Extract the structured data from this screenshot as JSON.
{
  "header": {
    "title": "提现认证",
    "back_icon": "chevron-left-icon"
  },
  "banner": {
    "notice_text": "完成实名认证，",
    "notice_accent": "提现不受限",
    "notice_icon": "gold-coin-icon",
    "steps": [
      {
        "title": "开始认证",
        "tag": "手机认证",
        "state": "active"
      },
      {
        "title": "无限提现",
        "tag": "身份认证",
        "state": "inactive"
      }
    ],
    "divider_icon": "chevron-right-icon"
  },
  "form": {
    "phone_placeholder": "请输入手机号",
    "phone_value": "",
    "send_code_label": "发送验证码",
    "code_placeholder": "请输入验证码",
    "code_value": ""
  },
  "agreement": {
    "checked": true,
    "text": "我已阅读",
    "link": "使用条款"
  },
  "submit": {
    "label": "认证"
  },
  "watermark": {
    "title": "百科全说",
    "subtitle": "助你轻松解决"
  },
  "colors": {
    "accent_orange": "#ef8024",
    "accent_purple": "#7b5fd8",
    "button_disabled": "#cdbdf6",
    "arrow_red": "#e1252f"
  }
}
________________
### Aim
Among these entries, how many lines include the string "chevron"? Reply with the number by itself.

### Exercise result
2